PROVIDED TEXT -
───
In this study, we investigate how retirement can impact health through altering social network characteristics, including size, diversity, and frequency of contacts. First we estimate the health impact of retirement using the FE-IV method with Social Security benefits eligibility age as instrument for retirement on pre-retirement healthy individuals in NSHAP data set. Then, we investigate the mediatory role of social network on the health impact of retirement. We investigate the mediatory effect of social network characteristics in single and parallel mediation model specifications, separately. The parallel analysis has the advantage of accounting for possible dependence and correlation between different social network features, while single analysis considers one social network feature at a time.

Estimations reveal a statistically significant negative effect of retirement on physical health, depression, and anxiety. Findings uncover that retirees not only have fewer members in their social network but also have less frequent contacts with members as compared to non-retirees. Due to the association of social network and health, differences in social network of retirees and non-retirees explain a substantial amount of disparities in health outcomes between the two groups. Our findings indicate that a considerable portion of retirement’s impact on health is mediated by social network changes.

In particular, single mediation identification suggests that 58% of reduction in the chances of being in good physical health and 4.5% of increment in the probability of having depression post-retirement can be explained by the reduction in social network size, whereas, in the parallel identification, holding the other social network features constant, the corresponding portions of the effects of social network size reduction on negative physical health outcome and depression upon retirement become 79.5% and 18.6%, respectively. We find similar impact of social network size reduction on chances of having anxiety with lower magnitude of the effect. Moreover, with the same social network size, retirees who have higher frequency of contacts/diversity experience lower chances of anxiety, which can be explained by social anxiety concept in elderly.
───
DATA SECTION -
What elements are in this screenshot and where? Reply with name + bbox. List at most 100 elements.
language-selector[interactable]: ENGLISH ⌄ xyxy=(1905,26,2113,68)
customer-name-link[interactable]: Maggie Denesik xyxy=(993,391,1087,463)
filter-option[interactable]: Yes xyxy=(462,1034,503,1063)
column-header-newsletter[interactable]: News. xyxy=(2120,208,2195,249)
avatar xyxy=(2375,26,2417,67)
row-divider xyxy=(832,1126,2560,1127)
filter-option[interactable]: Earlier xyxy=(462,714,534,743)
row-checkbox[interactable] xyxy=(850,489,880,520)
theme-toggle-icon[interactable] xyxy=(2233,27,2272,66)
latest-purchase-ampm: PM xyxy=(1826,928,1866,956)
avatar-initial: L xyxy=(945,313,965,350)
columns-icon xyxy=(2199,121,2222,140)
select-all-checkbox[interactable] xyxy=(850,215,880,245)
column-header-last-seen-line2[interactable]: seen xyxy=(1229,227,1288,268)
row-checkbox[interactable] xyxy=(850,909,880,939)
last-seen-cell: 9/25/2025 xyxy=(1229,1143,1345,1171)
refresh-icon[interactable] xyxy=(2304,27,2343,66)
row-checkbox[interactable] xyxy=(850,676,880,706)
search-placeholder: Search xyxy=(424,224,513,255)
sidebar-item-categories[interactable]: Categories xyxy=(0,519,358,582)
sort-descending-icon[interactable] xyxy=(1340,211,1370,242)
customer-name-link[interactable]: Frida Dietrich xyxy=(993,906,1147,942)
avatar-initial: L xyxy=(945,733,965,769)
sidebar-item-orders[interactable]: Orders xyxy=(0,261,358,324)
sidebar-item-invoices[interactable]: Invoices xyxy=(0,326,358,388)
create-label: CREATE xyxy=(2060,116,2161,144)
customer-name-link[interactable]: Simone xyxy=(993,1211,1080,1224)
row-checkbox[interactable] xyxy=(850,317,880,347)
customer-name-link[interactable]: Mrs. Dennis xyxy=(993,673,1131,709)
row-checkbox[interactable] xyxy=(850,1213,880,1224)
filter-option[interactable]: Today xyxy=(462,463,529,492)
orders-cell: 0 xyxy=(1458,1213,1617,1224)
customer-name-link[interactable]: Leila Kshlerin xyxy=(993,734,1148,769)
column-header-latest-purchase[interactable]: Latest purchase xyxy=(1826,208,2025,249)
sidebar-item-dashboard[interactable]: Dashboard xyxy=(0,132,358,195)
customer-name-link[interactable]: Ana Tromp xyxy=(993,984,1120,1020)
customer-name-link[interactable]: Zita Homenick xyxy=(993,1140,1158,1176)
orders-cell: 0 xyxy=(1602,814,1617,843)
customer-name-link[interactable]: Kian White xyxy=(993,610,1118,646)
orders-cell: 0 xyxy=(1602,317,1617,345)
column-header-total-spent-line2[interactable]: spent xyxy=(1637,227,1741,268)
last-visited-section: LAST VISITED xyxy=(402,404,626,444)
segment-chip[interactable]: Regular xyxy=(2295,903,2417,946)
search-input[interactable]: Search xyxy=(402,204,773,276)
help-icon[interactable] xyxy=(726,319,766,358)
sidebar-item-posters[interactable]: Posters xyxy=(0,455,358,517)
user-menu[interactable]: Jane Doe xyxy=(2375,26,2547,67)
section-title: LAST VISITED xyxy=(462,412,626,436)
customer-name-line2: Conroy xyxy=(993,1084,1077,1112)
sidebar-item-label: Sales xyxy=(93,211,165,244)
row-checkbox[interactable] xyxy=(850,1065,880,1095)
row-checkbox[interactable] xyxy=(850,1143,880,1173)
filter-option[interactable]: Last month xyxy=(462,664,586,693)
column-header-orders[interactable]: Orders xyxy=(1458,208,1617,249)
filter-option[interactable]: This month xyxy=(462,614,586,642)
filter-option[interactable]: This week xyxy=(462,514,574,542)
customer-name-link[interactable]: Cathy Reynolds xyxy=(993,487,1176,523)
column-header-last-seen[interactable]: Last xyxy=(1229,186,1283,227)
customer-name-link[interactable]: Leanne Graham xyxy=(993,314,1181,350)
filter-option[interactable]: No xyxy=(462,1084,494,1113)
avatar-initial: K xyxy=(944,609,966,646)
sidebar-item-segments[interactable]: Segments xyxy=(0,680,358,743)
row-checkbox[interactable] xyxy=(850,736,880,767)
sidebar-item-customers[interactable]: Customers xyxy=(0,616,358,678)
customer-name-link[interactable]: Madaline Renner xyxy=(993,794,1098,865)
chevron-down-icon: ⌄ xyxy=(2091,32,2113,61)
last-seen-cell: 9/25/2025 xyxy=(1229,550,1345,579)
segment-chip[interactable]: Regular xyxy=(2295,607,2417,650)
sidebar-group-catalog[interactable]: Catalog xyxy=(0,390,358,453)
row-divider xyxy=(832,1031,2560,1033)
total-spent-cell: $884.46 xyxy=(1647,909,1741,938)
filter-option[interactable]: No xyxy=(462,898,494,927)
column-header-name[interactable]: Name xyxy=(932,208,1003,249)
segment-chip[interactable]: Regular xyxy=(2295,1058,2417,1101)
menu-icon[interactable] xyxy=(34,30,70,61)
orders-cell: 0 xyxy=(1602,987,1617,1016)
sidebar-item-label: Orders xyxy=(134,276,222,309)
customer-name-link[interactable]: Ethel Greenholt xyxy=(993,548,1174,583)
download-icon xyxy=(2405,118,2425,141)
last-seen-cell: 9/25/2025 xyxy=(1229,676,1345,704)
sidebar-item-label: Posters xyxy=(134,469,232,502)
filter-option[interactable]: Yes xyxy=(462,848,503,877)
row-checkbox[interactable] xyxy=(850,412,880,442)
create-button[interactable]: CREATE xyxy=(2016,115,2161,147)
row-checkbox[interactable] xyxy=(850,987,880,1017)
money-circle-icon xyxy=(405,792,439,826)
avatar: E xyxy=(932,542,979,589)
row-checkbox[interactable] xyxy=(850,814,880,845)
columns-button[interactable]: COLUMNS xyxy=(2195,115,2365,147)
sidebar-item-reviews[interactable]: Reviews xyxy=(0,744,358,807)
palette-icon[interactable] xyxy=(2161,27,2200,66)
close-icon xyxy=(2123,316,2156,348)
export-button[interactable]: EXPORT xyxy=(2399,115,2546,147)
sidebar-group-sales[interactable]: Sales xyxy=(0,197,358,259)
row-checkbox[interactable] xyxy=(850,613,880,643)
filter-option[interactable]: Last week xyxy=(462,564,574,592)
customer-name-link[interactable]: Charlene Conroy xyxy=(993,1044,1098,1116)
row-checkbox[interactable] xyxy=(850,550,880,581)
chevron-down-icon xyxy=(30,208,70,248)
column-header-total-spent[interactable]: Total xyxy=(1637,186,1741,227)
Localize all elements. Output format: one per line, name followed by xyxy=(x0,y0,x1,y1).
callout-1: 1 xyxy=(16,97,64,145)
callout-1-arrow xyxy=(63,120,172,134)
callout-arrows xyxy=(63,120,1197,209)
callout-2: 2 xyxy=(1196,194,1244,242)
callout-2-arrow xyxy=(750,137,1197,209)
───
WHAT YOU WILL DO -
a) Answer these questions using the retirement study summary.
(i) What does the FE-IV method use as the instrument for retirement?
(ii) On which three outcomes does retirement have a statistically significant negative effect?
(iii) In the parallel identification, what share of the negative physical health outcome upon retirement is attributed to the reduction in social network size?
b) From the retirement study summary, return the stretch from "In particular, single" through "concept in elderly.", copied word for word.

ANSWERS TO EACH TASK -
a)
(i) Social Security benefits eligibility age
(ii) Physical health, depression, and anxiety
(iii) 79.5%

b)
In particular, single mediation identification suggests that 58% of reduction in the chances of being in good physical health and 4.5% of increment in the probability of having depression post-retirement can be explained by the reduction in social network size, whereas, in the parallel identification, holding the other social network features constant, the corresponding portions of the effects of social network size reduction on negative physical health outcome and depression upon retirement become 79.5% and 18.6%, respectively. We find similar impact of social network size reduction on chances of having anxiety with lower magnitude of the effect. Moreover, with the same social network size, retirees who have higher frequency of contacts/diversity experience lower chances of anxiety, which can be explained by social anxiety concept in elderly.